Set exercise:
What follows is a set of entries. Give them again exactly, without the pictures.

═════ Data

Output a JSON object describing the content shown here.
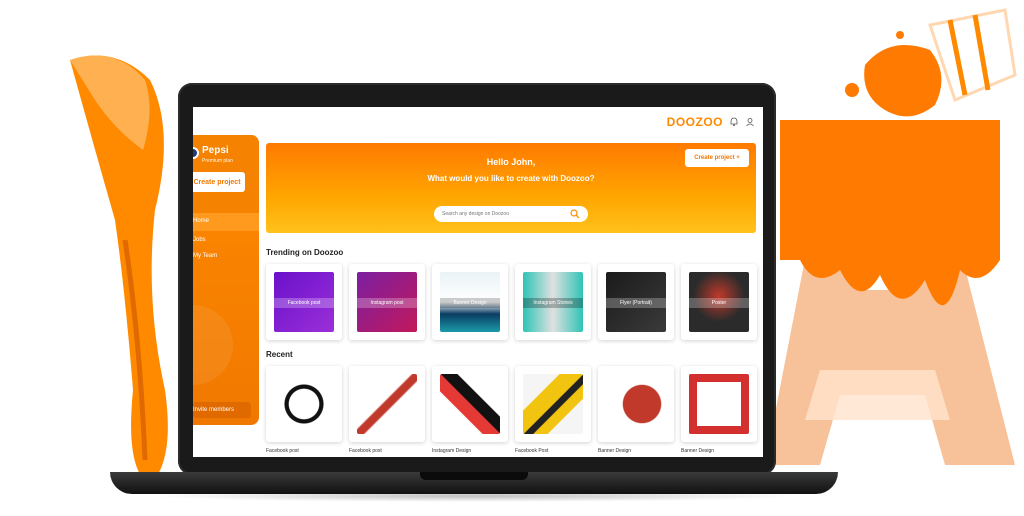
{
  "brand": "DOOZOO",
  "sidebar": {
    "user_name": "Pepsi",
    "plan": "Premium plan",
    "create_button": "Create project",
    "nav": [
      "Home",
      "Jobs",
      "My Team"
    ],
    "invite": "Invite members"
  },
  "hero": {
    "greeting": "Hello John,",
    "question": "What would you like to create with Doozoo?",
    "search_placeholder": "Search any design on Doozoo",
    "create_button": "Create project +"
  },
  "trending": {
    "title": "Trending on Doozoo",
    "items": [
      {
        "label": "Facebook post"
      },
      {
        "label": "Instagram post"
      },
      {
        "label": "Banner Design"
      },
      {
        "label": "Instagram Stories"
      },
      {
        "label": "Flyer (Portrait)"
      },
      {
        "label": "Poster"
      }
    ]
  },
  "recent": {
    "title": "Recent",
    "items": [
      {
        "caption": "Facebook post"
      },
      {
        "caption": "Facebook post"
      },
      {
        "caption": "Instagram Design"
      },
      {
        "caption": "Facebook Post"
      },
      {
        "caption": "Banner Design"
      },
      {
        "caption": "Banner Design"
      }
    ]
  },
  "colors": {
    "accent": "#ff8a00",
    "accent_dark": "#f07800",
    "hero_top": "#ff7a00",
    "hero_bottom": "#ffc21a"
  },
  "icons": [
    "bell-icon",
    "user-icon",
    "search-icon"
  ]
}
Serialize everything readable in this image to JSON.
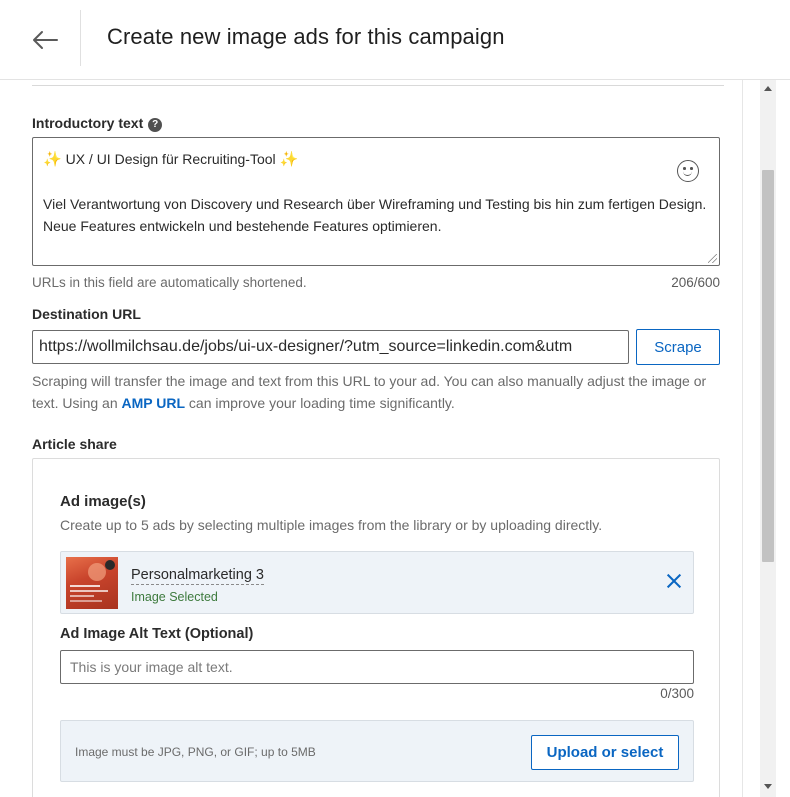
{
  "header": {
    "title": "Create new image ads for this campaign"
  },
  "intro": {
    "label": "Introductory text",
    "help_icon": "?",
    "line1_left_emoji": "✨",
    "line1_text": "UX / UI Design für Recruiting-Tool",
    "line1_right_emoji": "✨",
    "body": "Viel Verantwortung von Discovery und Research über Wireframing und Testing bis hin zum fertigen Design. Neue Features entwickeln und bestehende Features optimieren.",
    "hint": "URLs in this field are automatically shortened.",
    "counter": "206/600"
  },
  "destination": {
    "label": "Destination URL",
    "value": "https://wollmilchsau.de/jobs/ui-ux-designer/?utm_source=linkedin.com&utm",
    "scrape_label": "Scrape",
    "note_before": "Scraping will transfer the image and text from this URL to your ad. You can also manually adjust the image or text. Using an ",
    "note_link": "AMP URL",
    "note_after": " can improve your loading time significantly."
  },
  "article": {
    "label": "Article share",
    "ad_images_title": "Ad image(s)",
    "ad_images_sub": "Create up to 5 ads by selecting multiple images from the library or by uploading directly.",
    "selected_image": {
      "name": "Personalmarketing 3",
      "status": "Image Selected"
    },
    "alt_label": "Ad Image Alt Text (Optional)",
    "alt_placeholder": "This is your image alt text.",
    "alt_value": "",
    "alt_counter": "0/300",
    "upload_hint": "Image must be JPG, PNG, or GIF; up to 5MB",
    "upload_label": "Upload or select"
  },
  "colors": {
    "accent": "#0a66c2",
    "success": "#3d7a3d"
  },
  "icons": [
    "back-arrow-icon",
    "help-icon",
    "smiley-icon",
    "close-icon",
    "sparkle-icon"
  ]
}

══════════

Solution:
Output a JSON object describing the content shown here.
{
  "brand": "DOOZOO",
  "sidebar": {
    "user_name": "Pepsi",
    "plan": "Premium plan",
    "create_button": "Create project",
    "nav": [
      "Home",
      "Jobs",
      "My Team"
    ],
    "invite": "Invite members"
  },
  "hero": {
    "greeting": "Hello John,",
    "question": "What would you like to create with Doozoo?",
    "search_placeholder": "Search any design on Doozoo",
    "create_button": "Create project +"
  },
  "trending": {
    "title": "Trending on Doozoo",
    "items": [
      {
        "label": "Facebook post"
      },
      {
        "label": "Instagram post"
      },
      {
        "label": "Banner Design"
      },
      {
        "label": "Instagram Stories"
      },
      {
        "label": "Flyer (Portrait)"
      },
      {
        "label": "Poster"
      }
    ]
  },
  "recent": {
    "title": "Recent",
    "items": [
      {
        "caption": "Facebook post"
      },
      {
        "caption": "Facebook post"
      },
      {
        "caption": "Instagram Design"
      },
      {
        "caption": "Facebook Post"
      },
      {
        "caption": "Banner Design"
      },
      {
        "caption": "Banner Design"
      }
    ]
  },
  "colors": {
    "accent": "#ff8a00",
    "accent_dark": "#f07800",
    "hero_top": "#ff7a00",
    "hero_bottom": "#ffc21a"
  },
  "icons": [
    "bell-icon",
    "user-icon",
    "search-icon"
  ]
}
Serialize everything readable in this image to JSON.
{
  "header": {
    "title": "Create new image ads for this campaign"
  },
  "intro": {
    "label": "Introductory text",
    "help_icon": "?",
    "line1_left_emoji": "✨",
    "line1_text": "UX / UI Design für Recruiting-Tool",
    "line1_right_emoji": "✨",
    "body": "Viel Verantwortung von Discovery und Research über Wireframing und Testing bis hin zum fertigen Design. Neue Features entwickeln und bestehende Features optimieren.",
    "hint": "URLs in this field are automatically shortened.",
    "counter": "206/600"
  },
  "destination": {
    "label": "Destination URL",
    "value": "https://wollmilchsau.de/jobs/ui-ux-designer/?utm_source=linkedin.com&utm",
    "scrape_label": "Scrape",
    "note_before": "Scraping will transfer the image and text from this URL to your ad. You can also manually adjust the image or text. Using an ",
    "note_link": "AMP URL",
    "note_after": " can improve your loading time significantly."
  },
  "article": {
    "label": "Article share",
    "ad_images_title": "Ad image(s)",
    "ad_images_sub": "Create up to 5 ads by selecting multiple images from the library or by uploading directly.",
    "selected_image": {
      "name": "Personalmarketing 3",
      "status": "Image Selected"
    },
    "alt_label": "Ad Image Alt Text (Optional)",
    "alt_placeholder": "This is your image alt text.",
    "alt_value": "",
    "alt_counter": "0/300",
    "upload_hint": "Image must be JPG, PNG, or GIF; up to 5MB",
    "upload_label": "Upload or select"
  },
  "colors": {
    "accent": "#0a66c2",
    "success": "#3d7a3d"
  },
  "icons": [
    "back-arrow-icon",
    "help-icon",
    "smiley-icon",
    "close-icon",
    "sparkle-icon"
  ]
}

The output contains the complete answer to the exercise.